**EXTRACTED TEXT:**
##########
It's no secret that I'm a diehard God of War fangirl. You know those sports fans who paint their faces in their team colors? Well I… well, you can see the picture.

My PSP is the God of War version. I have a Kratos action figure sitting near my gaming PC (Now freshly signed by John Palamarchuk, Lead Cinematic Designer on God of War III, who was at the event.)

Full disclosure satisfied? I hope so.

Because I'm also very tough on games, even ones I like. I'm aware that despite great characters, concepts and storytelling, God of War I and II had their flaws. The graphics tended to tear. Some moves were frustratingly tricky to do. And no matter how great the backgrounds looked, they still looked like backgrounds, with the action taking place inside elaborate but clearly demarcated tunnels.

The demo that was available at E3 and PAX was familiar ground: bloodier, shinier, but essentially the same stuff, with a battering ram move added, some new monsters, and the quick time event prompts moved to the sides of the screen.

I, frankly, would have been satisfied with that. The third game in a trilogy tends to be the weakest in terms of gameplay innovation, as companies try to milk a sacred money cow with as little development as possible.

God of War III, however, is expected to carry the PS3 on its back like Atlas held up the world. It doesn't just have to justify its $60 price tag. It has to sell a $300 game system. It has have all the action and excitement of six games. It has to get PS2 owners who have been procrastinating on the upgrade to finally take the plunge to the PS3.

Well… drum roll please… Based on what I saw at Playstation's advance media preview, it just might have a fighting chance.

We sat down to play the beginning of the finished game, surrounded by human statue performance artists, an open bar with special blood themed Kratos drinks, and finger foods. In this environment, we discovered this: the opening twenty minutes of God of War III are a whirlwind of balletic violence that puts Peter Jackson, John Woo, and Michael Bay in a blender, whips them back to Ancient Greece, then makes them all cry.

The room was abuzz with reviewers praising this intensity. It was twenty solid minutes of adrenaline, with the briefest of refreshers on the controls before Kratos is flung into a lengthy, grueling boss fight against a creation of Poseidon's that looks like a giant horse made out of water with the legs of an Alaskan King Crab. Kratos is beating up water and still makes it awesome.
##########
(Collected data)
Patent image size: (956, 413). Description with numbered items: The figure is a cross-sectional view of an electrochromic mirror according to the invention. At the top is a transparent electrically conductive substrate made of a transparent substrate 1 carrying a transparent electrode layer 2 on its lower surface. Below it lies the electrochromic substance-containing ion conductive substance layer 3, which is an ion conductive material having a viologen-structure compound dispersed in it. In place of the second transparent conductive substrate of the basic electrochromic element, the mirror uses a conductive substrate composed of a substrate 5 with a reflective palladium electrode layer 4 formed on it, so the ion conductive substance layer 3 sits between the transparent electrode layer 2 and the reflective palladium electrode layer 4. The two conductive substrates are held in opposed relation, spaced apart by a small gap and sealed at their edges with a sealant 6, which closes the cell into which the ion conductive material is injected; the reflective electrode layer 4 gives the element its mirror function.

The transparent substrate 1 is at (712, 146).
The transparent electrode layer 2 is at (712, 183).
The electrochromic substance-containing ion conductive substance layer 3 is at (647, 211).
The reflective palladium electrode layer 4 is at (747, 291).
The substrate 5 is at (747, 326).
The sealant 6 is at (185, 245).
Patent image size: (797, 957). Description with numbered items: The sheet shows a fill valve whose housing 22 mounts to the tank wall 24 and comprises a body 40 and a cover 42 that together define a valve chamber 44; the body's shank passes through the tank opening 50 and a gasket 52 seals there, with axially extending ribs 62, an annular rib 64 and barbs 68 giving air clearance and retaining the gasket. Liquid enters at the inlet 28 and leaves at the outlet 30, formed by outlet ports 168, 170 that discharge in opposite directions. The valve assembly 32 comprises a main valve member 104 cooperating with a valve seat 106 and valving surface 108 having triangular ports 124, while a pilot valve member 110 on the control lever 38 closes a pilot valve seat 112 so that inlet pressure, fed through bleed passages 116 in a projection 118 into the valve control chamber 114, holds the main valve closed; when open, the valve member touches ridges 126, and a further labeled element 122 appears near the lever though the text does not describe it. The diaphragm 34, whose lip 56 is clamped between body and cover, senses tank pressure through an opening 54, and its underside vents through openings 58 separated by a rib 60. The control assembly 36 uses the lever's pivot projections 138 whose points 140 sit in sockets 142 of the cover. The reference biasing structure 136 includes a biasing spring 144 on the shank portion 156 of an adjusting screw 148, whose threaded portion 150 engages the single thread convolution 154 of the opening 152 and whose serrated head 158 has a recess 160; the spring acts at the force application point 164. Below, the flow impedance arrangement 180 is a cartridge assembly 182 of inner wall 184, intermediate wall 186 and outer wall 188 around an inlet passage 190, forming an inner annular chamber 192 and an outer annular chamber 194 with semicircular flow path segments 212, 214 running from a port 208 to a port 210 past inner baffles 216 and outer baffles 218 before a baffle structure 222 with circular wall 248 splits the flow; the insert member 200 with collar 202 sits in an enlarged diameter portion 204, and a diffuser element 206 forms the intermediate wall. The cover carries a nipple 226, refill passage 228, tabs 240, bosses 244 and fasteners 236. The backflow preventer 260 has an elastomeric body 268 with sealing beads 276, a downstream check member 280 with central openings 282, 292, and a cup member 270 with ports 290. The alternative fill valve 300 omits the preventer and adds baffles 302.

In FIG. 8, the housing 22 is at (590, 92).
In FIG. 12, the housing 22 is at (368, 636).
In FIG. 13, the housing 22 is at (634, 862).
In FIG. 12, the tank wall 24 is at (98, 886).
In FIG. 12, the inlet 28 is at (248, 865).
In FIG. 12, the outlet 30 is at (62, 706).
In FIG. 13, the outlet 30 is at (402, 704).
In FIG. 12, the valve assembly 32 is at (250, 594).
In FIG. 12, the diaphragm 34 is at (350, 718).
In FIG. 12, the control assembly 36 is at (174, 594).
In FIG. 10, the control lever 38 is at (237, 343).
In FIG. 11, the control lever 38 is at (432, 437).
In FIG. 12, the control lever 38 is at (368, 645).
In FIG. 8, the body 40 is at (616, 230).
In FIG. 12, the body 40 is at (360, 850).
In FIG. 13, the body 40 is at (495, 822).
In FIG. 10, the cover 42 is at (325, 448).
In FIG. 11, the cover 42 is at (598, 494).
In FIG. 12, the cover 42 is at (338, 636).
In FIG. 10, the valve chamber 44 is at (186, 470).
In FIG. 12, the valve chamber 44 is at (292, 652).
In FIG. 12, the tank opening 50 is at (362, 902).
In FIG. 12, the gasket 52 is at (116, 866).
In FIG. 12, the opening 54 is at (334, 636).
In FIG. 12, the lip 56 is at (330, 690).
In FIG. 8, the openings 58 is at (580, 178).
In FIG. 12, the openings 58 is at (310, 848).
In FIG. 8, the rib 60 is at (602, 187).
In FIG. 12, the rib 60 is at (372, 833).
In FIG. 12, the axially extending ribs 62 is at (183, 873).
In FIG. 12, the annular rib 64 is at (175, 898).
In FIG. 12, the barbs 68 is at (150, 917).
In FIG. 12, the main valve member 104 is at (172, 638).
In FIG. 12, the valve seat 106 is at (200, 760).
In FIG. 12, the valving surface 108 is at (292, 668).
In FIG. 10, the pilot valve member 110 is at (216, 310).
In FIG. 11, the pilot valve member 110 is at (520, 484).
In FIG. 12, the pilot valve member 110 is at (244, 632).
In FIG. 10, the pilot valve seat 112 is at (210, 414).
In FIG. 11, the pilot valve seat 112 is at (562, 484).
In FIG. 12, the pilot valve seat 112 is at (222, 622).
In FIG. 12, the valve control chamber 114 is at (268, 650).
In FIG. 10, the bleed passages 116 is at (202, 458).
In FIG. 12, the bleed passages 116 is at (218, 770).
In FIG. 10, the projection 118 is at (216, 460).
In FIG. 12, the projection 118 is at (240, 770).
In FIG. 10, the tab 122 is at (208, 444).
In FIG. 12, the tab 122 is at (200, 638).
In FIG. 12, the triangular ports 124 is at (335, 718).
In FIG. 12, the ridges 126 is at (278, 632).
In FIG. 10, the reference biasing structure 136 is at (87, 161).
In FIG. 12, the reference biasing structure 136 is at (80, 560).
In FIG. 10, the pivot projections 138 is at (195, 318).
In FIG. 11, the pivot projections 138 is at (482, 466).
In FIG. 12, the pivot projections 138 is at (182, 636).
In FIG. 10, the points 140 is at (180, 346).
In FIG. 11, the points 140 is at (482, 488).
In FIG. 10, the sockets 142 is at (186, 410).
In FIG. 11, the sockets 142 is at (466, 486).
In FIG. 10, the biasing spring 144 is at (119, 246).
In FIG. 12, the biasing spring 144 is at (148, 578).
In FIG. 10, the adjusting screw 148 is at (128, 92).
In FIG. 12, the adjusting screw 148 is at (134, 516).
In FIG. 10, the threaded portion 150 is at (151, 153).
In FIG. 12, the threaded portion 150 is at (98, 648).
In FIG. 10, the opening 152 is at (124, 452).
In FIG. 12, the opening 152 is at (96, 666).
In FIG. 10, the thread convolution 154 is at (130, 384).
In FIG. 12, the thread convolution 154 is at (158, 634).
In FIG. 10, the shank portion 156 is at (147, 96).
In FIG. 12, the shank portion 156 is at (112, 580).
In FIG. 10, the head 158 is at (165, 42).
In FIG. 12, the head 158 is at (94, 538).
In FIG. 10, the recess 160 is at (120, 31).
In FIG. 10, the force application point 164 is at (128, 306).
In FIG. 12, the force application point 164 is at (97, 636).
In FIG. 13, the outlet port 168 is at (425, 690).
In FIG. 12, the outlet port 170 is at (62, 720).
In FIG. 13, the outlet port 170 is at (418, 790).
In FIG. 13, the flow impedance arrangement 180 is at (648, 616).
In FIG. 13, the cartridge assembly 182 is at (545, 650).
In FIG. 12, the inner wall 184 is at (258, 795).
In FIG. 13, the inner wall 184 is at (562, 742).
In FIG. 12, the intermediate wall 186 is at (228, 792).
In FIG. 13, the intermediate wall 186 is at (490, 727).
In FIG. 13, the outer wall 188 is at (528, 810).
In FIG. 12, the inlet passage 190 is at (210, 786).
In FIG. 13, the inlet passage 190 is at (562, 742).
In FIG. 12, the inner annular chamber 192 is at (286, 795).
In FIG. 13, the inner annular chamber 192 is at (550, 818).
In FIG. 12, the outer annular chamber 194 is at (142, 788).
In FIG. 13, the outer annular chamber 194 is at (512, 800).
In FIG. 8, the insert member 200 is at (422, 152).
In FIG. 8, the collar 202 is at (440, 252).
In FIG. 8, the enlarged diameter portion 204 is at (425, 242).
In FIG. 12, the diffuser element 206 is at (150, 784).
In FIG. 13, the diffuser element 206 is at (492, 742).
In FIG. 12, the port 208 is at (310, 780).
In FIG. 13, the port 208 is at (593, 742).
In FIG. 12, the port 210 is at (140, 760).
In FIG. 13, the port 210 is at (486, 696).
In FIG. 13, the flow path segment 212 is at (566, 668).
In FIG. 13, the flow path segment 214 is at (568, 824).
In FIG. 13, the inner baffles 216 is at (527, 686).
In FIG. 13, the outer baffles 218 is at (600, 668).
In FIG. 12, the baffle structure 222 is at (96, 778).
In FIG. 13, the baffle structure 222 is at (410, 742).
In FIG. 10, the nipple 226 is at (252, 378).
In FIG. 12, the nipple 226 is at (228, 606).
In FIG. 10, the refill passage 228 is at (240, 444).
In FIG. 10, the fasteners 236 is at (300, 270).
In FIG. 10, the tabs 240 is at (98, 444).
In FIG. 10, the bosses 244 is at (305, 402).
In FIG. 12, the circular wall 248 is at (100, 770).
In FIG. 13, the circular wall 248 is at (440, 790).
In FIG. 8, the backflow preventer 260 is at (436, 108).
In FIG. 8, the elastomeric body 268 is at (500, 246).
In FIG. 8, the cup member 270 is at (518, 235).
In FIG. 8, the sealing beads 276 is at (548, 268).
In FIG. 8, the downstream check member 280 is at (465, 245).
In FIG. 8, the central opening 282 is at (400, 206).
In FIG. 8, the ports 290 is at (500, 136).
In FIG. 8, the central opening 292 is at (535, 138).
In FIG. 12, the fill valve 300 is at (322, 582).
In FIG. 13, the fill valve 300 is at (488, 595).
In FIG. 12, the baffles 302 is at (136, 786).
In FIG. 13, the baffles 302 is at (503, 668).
##########
**TASKS TO CARRY OUT:**
[1] Please switch "fangirl" to "fan" in the part of the God of War III article that opens with the words containing "It's no secret" and closes with "at the event.)", and write out that part.
[2] According to the God of War III article, why does the third game in a trilogy tend to be the weakest in gameplay innovation?
The collected data has no connection to the God of War III article.

**RESPONSES:**
[1]
It's no secret that I'm a diehard God of War fan. You know those sports fans who paint their faces in their team colors? Well I… well, you can see the picture.

My PSP is the God of War version. I have a Kratos action figure sitting near my gaming PC (Now freshly signed by John Palamarchuk, Lead Cinematic Designer on God of War III, who was at the event.)

[2] It tends to be the weakest because companies try to milk a sacred money cow with as little development as possible.